**WRITTEN EXERCISE**:
Gather from the listing below each line that includes the word "JSON", and copy it.

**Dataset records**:
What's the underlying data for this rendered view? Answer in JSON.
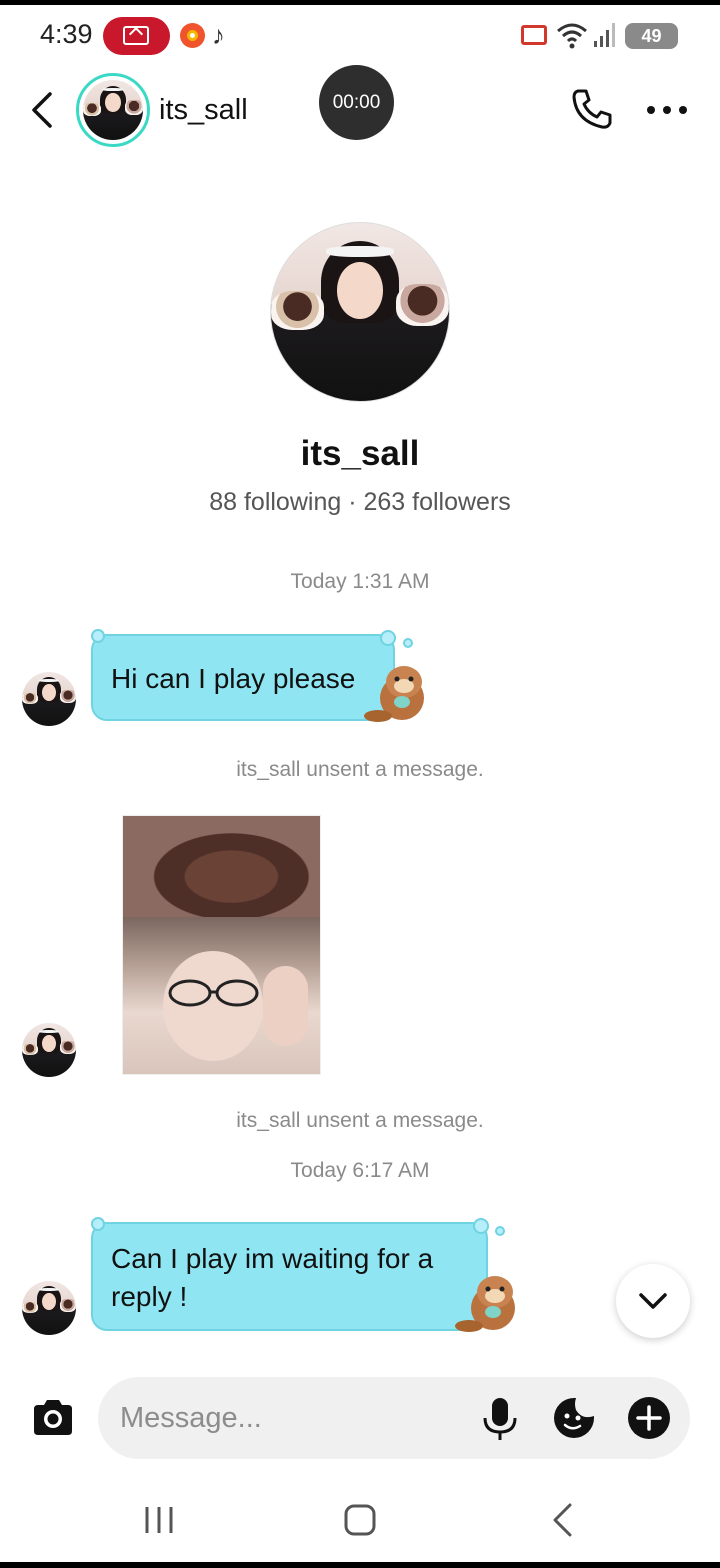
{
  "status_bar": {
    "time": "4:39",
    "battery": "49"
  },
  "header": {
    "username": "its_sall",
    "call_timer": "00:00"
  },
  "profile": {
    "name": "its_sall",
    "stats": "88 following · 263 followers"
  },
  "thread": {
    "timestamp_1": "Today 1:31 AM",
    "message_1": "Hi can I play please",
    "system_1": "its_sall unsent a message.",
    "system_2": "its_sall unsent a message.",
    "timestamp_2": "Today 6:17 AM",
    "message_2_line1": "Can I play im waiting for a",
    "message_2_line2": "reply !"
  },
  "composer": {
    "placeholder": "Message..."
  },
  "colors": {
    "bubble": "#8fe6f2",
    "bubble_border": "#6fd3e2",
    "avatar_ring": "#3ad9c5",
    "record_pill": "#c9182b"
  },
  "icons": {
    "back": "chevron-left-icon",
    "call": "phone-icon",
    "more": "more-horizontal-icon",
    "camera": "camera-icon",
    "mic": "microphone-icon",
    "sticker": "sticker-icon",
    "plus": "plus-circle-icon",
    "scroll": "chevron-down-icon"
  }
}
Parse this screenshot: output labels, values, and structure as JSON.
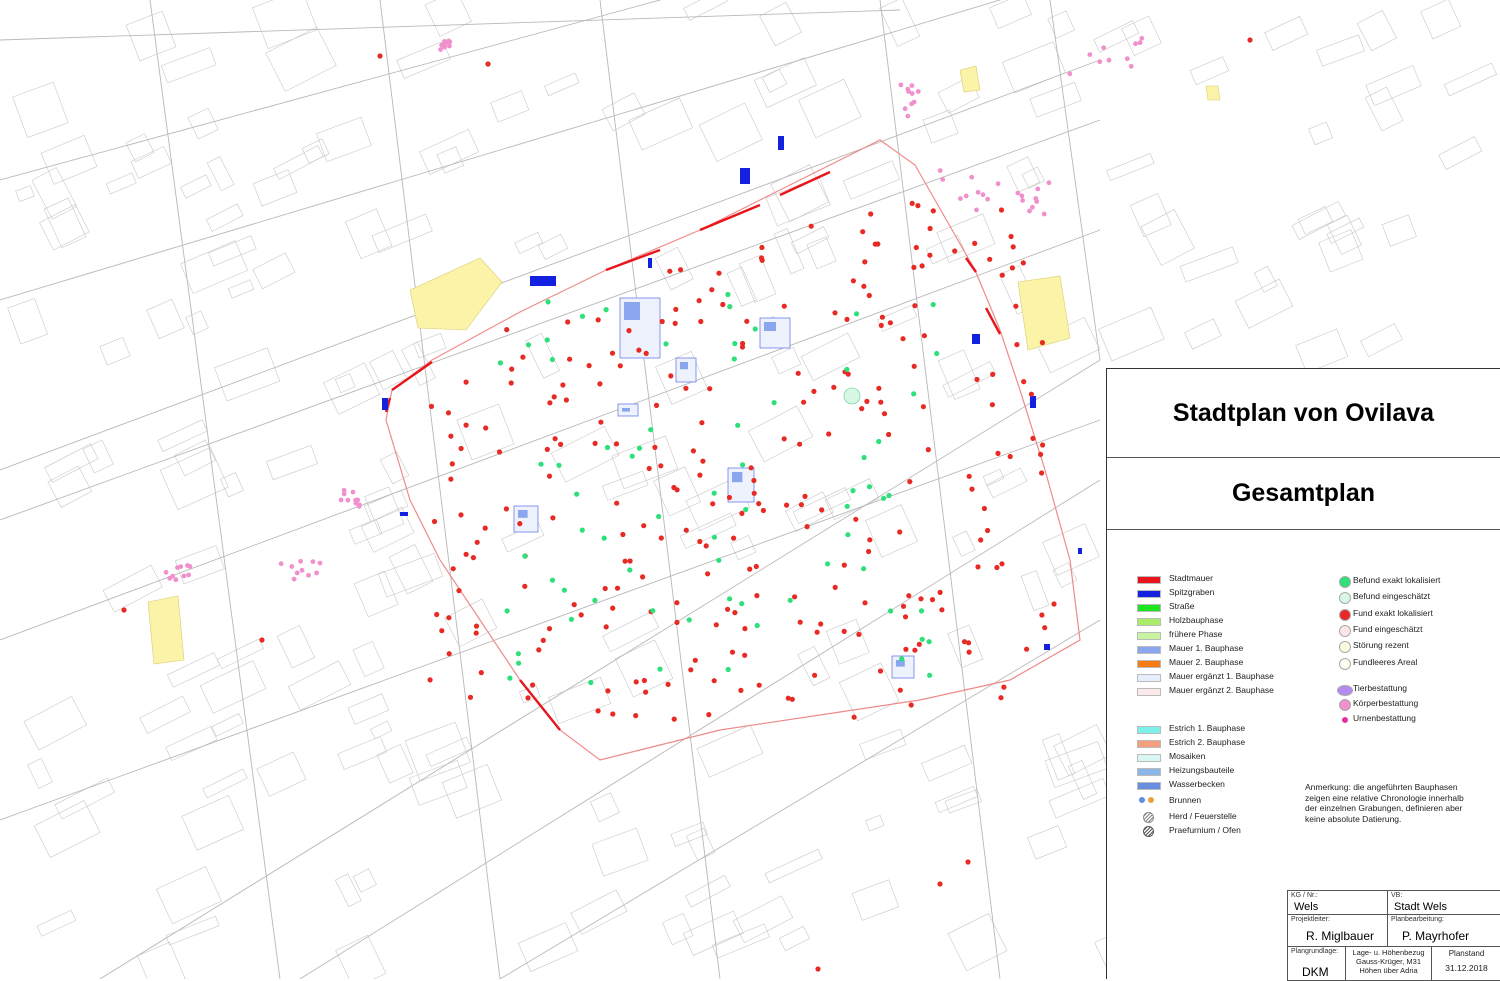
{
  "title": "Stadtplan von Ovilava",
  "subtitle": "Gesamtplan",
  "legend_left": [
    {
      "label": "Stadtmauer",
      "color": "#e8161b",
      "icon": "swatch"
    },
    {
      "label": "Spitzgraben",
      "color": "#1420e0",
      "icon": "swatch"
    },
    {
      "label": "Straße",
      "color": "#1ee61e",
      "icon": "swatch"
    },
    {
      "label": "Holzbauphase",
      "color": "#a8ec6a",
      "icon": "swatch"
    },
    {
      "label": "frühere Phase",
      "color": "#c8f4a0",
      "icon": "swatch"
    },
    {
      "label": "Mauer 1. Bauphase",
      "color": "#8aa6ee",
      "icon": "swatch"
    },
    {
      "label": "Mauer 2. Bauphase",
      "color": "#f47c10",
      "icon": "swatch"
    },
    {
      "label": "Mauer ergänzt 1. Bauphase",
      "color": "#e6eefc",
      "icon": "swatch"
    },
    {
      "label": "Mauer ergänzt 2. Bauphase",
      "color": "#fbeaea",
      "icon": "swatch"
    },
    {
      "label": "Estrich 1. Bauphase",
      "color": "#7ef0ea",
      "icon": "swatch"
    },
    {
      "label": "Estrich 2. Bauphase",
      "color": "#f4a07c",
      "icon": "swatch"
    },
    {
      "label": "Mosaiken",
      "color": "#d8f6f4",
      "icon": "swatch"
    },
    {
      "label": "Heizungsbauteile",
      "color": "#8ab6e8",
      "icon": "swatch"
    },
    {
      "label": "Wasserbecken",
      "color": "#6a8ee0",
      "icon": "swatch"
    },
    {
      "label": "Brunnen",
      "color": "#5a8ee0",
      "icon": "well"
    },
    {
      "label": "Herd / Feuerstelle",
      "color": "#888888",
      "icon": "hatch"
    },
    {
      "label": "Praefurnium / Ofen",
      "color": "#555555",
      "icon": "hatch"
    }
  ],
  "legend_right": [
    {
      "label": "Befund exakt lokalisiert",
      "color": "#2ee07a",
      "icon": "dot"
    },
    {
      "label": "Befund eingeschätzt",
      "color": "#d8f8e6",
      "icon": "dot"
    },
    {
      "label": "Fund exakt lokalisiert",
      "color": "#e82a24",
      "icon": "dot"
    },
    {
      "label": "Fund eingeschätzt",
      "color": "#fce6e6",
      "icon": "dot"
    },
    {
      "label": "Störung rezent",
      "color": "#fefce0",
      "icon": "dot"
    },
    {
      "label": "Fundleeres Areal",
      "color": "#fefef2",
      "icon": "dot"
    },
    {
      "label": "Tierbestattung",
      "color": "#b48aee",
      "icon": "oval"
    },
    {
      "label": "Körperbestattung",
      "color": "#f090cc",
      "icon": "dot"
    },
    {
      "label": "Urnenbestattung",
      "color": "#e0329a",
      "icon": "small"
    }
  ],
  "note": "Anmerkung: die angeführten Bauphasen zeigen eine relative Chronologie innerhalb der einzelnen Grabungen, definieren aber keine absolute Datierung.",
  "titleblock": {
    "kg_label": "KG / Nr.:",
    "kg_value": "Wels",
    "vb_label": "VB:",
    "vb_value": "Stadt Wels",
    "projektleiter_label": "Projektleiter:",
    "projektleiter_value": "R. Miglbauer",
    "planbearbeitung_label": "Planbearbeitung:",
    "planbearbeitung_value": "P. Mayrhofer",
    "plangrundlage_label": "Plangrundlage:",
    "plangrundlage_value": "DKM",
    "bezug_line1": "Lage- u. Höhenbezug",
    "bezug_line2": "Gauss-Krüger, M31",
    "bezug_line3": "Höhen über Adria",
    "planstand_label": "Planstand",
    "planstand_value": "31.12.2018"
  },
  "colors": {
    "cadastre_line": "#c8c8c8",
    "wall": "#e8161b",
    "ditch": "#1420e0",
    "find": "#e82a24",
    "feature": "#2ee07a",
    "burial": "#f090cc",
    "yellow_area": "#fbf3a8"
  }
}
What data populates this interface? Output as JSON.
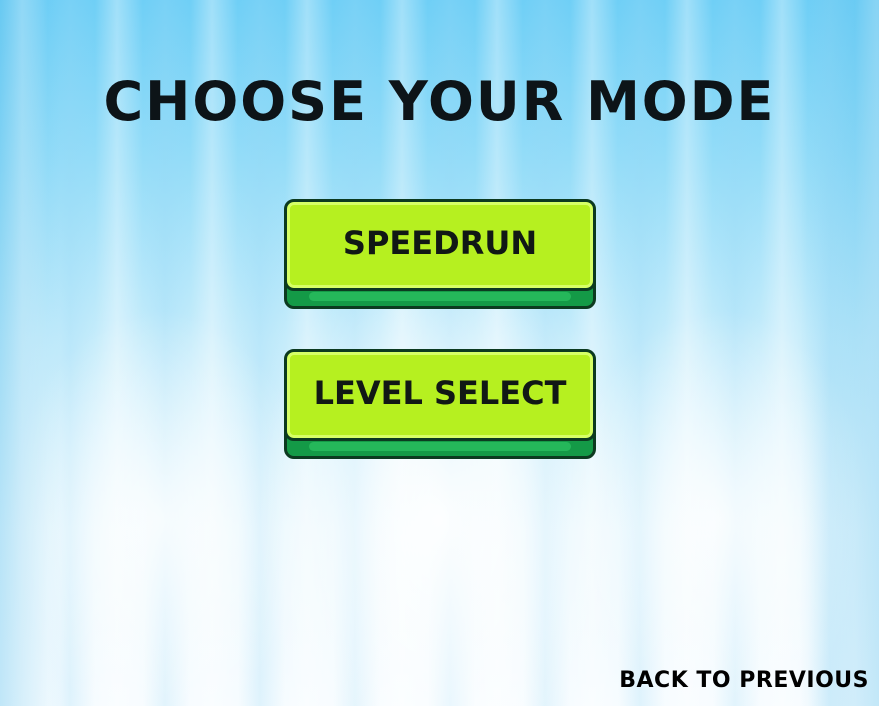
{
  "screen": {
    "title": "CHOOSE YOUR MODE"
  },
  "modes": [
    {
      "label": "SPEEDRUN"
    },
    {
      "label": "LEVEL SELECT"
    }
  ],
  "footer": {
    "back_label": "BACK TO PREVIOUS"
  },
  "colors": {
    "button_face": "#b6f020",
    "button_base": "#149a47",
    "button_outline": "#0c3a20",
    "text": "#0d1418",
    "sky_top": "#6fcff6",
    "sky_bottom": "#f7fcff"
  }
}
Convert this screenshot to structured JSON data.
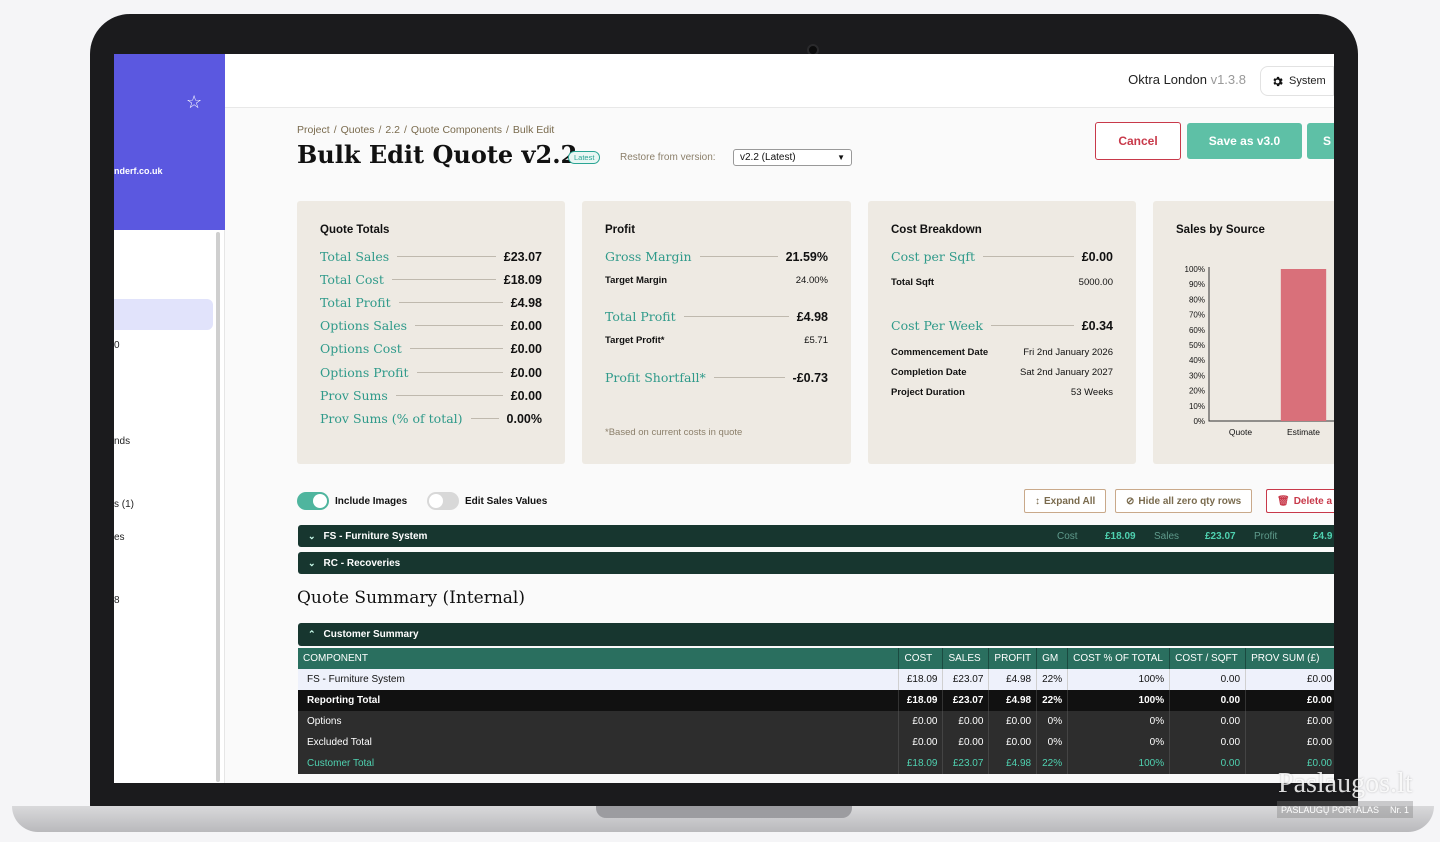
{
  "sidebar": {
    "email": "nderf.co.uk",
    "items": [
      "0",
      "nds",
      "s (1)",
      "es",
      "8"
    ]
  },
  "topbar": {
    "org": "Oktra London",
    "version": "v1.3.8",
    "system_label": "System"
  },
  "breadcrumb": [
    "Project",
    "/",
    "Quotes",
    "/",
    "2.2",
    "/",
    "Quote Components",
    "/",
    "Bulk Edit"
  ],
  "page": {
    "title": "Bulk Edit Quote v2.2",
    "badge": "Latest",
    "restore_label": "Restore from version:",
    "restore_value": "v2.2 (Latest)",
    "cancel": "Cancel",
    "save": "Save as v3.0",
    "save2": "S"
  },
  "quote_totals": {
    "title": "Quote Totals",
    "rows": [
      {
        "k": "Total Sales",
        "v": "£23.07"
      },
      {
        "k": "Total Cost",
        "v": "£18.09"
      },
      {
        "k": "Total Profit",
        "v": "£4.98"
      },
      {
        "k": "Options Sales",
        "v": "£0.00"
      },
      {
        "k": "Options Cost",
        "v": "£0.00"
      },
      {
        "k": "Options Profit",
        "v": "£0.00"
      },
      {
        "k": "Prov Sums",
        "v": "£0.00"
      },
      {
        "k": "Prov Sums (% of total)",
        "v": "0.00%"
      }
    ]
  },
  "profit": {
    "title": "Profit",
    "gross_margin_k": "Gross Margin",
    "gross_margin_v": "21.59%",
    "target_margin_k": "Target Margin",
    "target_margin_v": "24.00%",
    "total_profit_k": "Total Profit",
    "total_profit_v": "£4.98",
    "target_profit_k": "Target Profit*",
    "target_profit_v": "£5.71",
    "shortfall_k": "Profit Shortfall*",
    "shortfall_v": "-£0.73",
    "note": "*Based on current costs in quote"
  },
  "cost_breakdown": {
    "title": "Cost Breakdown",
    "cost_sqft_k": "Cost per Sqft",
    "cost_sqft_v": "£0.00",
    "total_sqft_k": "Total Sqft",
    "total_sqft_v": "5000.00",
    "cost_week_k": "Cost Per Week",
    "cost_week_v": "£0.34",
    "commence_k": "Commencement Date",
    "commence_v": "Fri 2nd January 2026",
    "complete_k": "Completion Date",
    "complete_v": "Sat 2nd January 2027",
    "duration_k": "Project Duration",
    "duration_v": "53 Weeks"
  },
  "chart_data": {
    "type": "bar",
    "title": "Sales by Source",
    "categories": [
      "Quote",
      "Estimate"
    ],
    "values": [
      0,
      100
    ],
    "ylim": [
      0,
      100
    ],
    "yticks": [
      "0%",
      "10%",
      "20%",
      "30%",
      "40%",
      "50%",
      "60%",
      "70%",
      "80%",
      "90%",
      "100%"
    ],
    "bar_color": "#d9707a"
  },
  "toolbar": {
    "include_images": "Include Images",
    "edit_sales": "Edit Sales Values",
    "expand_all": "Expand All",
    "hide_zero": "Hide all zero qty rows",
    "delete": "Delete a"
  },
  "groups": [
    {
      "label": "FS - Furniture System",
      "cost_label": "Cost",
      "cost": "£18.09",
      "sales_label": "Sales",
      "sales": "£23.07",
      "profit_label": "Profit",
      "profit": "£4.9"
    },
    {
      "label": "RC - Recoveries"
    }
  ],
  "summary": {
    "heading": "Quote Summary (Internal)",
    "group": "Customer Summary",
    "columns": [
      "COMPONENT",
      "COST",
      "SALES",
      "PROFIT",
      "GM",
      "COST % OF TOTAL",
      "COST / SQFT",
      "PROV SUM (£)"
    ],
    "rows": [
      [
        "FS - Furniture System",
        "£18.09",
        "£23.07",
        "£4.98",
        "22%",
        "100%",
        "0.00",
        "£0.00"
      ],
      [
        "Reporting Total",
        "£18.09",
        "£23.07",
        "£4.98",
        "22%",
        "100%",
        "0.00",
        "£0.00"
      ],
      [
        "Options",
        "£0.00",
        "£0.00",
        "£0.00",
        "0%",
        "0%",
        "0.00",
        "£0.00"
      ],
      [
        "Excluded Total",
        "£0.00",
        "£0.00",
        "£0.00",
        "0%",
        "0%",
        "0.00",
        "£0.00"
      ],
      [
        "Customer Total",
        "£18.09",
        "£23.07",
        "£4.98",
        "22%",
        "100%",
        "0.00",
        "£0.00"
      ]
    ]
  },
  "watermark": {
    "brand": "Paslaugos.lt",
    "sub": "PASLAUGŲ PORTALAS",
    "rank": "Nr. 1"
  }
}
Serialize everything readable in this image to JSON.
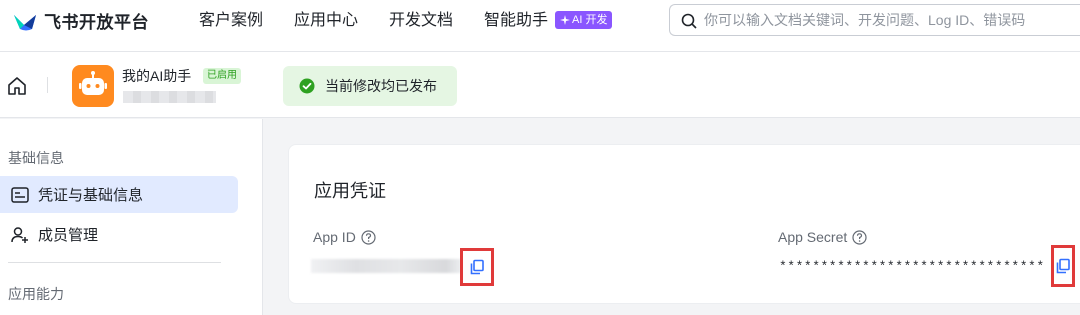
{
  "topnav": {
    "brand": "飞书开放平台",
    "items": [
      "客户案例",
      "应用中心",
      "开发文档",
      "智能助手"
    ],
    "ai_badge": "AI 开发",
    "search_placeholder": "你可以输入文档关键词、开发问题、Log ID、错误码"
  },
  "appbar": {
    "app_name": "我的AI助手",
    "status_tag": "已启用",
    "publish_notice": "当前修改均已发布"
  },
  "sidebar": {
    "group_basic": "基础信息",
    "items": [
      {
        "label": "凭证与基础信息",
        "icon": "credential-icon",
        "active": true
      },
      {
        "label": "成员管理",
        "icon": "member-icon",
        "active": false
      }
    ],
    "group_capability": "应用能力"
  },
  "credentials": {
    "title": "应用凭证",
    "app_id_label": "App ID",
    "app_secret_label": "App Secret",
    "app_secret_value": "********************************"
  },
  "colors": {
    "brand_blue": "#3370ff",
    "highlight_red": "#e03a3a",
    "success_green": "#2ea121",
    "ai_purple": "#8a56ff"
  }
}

**RESULT OF THIS EXERCISE**:
What's the underlying data for this rendered view? Answer in JSON.
Parse this screenshot: output labels, values, and structure as JSON.
What data populates this interface? Output as JSON.
Convert this screenshot to structured JSON data.
Serialize everything readable in this image to JSON.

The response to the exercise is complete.